**Task to complete**. Please give the listing again, word for word, with nothing left out.

**Extracted data**.
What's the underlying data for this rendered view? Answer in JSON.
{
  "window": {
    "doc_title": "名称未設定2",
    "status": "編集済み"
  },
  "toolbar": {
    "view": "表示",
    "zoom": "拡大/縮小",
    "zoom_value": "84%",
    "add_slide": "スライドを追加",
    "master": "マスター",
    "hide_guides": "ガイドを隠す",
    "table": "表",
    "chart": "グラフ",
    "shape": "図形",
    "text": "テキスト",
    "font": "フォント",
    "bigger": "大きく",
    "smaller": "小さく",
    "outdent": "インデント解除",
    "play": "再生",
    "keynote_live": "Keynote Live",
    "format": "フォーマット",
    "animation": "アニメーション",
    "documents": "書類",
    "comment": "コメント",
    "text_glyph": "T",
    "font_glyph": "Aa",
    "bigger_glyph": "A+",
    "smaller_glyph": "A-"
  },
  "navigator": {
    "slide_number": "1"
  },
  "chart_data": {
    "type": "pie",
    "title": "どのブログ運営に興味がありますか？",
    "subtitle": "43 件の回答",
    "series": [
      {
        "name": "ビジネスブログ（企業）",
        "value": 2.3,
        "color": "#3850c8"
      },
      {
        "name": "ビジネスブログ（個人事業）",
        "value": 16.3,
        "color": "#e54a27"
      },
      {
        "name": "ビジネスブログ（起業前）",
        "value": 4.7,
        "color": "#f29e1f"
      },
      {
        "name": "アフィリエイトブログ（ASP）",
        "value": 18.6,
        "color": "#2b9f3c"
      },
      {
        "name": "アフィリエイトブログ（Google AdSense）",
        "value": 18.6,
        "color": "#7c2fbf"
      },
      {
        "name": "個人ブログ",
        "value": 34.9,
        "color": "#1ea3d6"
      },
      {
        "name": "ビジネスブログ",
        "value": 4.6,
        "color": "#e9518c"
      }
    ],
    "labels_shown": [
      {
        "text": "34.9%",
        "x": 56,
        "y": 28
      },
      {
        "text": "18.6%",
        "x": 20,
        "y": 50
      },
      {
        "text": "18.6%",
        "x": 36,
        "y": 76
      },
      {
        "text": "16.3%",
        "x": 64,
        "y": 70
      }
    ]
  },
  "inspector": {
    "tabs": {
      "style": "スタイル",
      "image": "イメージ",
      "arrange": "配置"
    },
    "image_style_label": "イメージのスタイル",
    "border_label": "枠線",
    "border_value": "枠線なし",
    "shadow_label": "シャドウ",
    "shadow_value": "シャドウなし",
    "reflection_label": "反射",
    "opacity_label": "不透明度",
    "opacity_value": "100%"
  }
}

**Response below**.
What's the underlying data for this rendered view? Answer in JSON.
{
  "window": {
    "doc_title": "名称未設定2",
    "status": "編集済み"
  },
  "toolbar": {
    "view": "表示",
    "zoom": "拡大/縮小",
    "zoom_value": "84%",
    "add_slide": "スライドを追加",
    "master": "マスター",
    "hide_guides": "ガイドを隠す",
    "table": "表",
    "chart": "グラフ",
    "shape": "図形",
    "text": "テキスト",
    "font": "フォント",
    "bigger": "大きく",
    "smaller": "小さく",
    "outdent": "インデント解除",
    "play": "再生",
    "keynote_live": "Keynote Live",
    "format": "フォーマット",
    "animation": "アニメーション",
    "documents": "書類",
    "comment": "コメント",
    "text_glyph": "T",
    "font_glyph": "Aa",
    "bigger_glyph": "A+",
    "smaller_glyph": "A-"
  },
  "navigator": {
    "slide_number": "1"
  },
  "chart_data": {
    "type": "pie",
    "title": "どのブログ運営に興味がありますか？",
    "subtitle": "43 件の回答",
    "series": [
      {
        "name": "ビジネスブログ（企業）",
        "value": 2.3,
        "color": "#3850c8"
      },
      {
        "name": "ビジネスブログ（個人事業）",
        "value": 16.3,
        "color": "#e54a27"
      },
      {
        "name": "ビジネスブログ（起業前）",
        "value": 4.7,
        "color": "#f29e1f"
      },
      {
        "name": "アフィリエイトブログ（ASP）",
        "value": 18.6,
        "color": "#2b9f3c"
      },
      {
        "name": "アフィリエイトブログ（Google AdSense）",
        "value": 18.6,
        "color": "#7c2fbf"
      },
      {
        "name": "個人ブログ",
        "value": 34.9,
        "color": "#1ea3d6"
      },
      {
        "name": "ビジネスブログ",
        "value": 4.6,
        "color": "#e9518c"
      }
    ],
    "labels_shown": [
      {
        "text": "34.9%",
        "x": 56,
        "y": 28
      },
      {
        "text": "18.6%",
        "x": 20,
        "y": 50
      },
      {
        "text": "18.6%",
        "x": 36,
        "y": 76
      },
      {
        "text": "16.3%",
        "x": 64,
        "y": 70
      }
    ]
  },
  "inspector": {
    "tabs": {
      "style": "スタイル",
      "image": "イメージ",
      "arrange": "配置"
    },
    "image_style_label": "イメージのスタイル",
    "border_label": "枠線",
    "border_value": "枠線なし",
    "shadow_label": "シャドウ",
    "shadow_value": "シャドウなし",
    "reflection_label": "反射",
    "opacity_label": "不透明度",
    "opacity_value": "100%"
  }
}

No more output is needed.